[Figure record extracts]
-.-.-
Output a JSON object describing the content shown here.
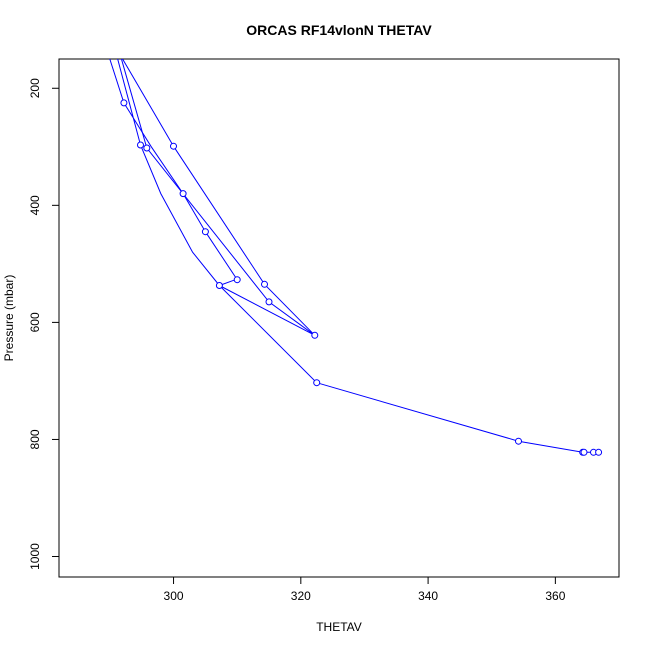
{
  "chart_data": {
    "type": "line",
    "title": "ORCAS RF14vlonN THETAV",
    "xlabel": "THETAV",
    "ylabel": "Pressure (mbar)",
    "xlim": [
      282,
      370
    ],
    "ylim": [
      1035,
      150
    ],
    "y_inverted": true,
    "grid": false,
    "legend": "none",
    "x_ticks": [
      300,
      320,
      340,
      360
    ],
    "y_ticks": [
      200,
      400,
      600,
      800,
      1000
    ],
    "series_color": "#0000ff",
    "series": [
      {
        "x": [
          288.5,
          292.2,
          296.5,
          301.5,
          305.0,
          310.0,
          309.5,
          307.2,
          303.0,
          298.0,
          294.8,
          290.0
        ],
        "y": [
          100,
          225,
          300,
          380,
          445,
          527,
          528,
          537,
          480,
          380,
          297,
          100
        ]
      },
      {
        "x": [
          290.5,
          295.8,
          315.0,
          322.2,
          314.3,
          300.0,
          292.0
        ],
        "y": [
          100,
          302,
          565,
          622,
          535,
          299,
          150
        ]
      },
      {
        "x": [
          322.2,
          307.2
        ],
        "y": [
          622,
          537
        ]
      },
      {
        "x": [
          322.5,
          354.2,
          364.3,
          364.5,
          366.0,
          366.8
        ],
        "y": [
          703,
          803,
          822,
          822,
          822,
          822
        ]
      },
      {
        "x": [
          307.2,
          322.5
        ],
        "y": [
          537,
          703
        ]
      }
    ],
    "points": {
      "x": [
        292.2,
        294.8,
        295.8,
        300.0,
        301.5,
        305.0,
        307.2,
        310.0,
        314.3,
        315.0,
        322.2,
        322.5,
        354.2,
        364.3,
        364.5,
        366.0,
        366.8
      ],
      "y": [
        225,
        297,
        302,
        299,
        380,
        445,
        537,
        527,
        535,
        565,
        622,
        703,
        803,
        822,
        822,
        822,
        822
      ]
    }
  }
}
-.-.-
(Task requirements): All of the material above is to be copied exactly, except for its images.

(Output below):
Output a JSON object describing the content shown here.
{
  "chart_data": {
    "type": "line",
    "title": "ORCAS RF14vlonN THETAV",
    "xlabel": "THETAV",
    "ylabel": "Pressure (mbar)",
    "xlim": [
      282,
      370
    ],
    "ylim": [
      1035,
      150
    ],
    "y_inverted": true,
    "grid": false,
    "legend": "none",
    "x_ticks": [
      300,
      320,
      340,
      360
    ],
    "y_ticks": [
      200,
      400,
      600,
      800,
      1000
    ],
    "series_color": "#0000ff",
    "series": [
      {
        "x": [
          288.5,
          292.2,
          296.5,
          301.5,
          305.0,
          310.0,
          309.5,
          307.2,
          303.0,
          298.0,
          294.8,
          290.0
        ],
        "y": [
          100,
          225,
          300,
          380,
          445,
          527,
          528,
          537,
          480,
          380,
          297,
          100
        ]
      },
      {
        "x": [
          290.5,
          295.8,
          315.0,
          322.2,
          314.3,
          300.0,
          292.0
        ],
        "y": [
          100,
          302,
          565,
          622,
          535,
          299,
          150
        ]
      },
      {
        "x": [
          322.2,
          307.2
        ],
        "y": [
          622,
          537
        ]
      },
      {
        "x": [
          322.5,
          354.2,
          364.3,
          364.5,
          366.0,
          366.8
        ],
        "y": [
          703,
          803,
          822,
          822,
          822,
          822
        ]
      },
      {
        "x": [
          307.2,
          322.5
        ],
        "y": [
          537,
          703
        ]
      }
    ],
    "points": {
      "x": [
        292.2,
        294.8,
        295.8,
        300.0,
        301.5,
        305.0,
        307.2,
        310.0,
        314.3,
        315.0,
        322.2,
        322.5,
        354.2,
        364.3,
        364.5,
        366.0,
        366.8
      ],
      "y": [
        225,
        297,
        302,
        299,
        380,
        445,
        537,
        527,
        535,
        565,
        622,
        703,
        803,
        822,
        822,
        822,
        822
      ]
    }
  }
}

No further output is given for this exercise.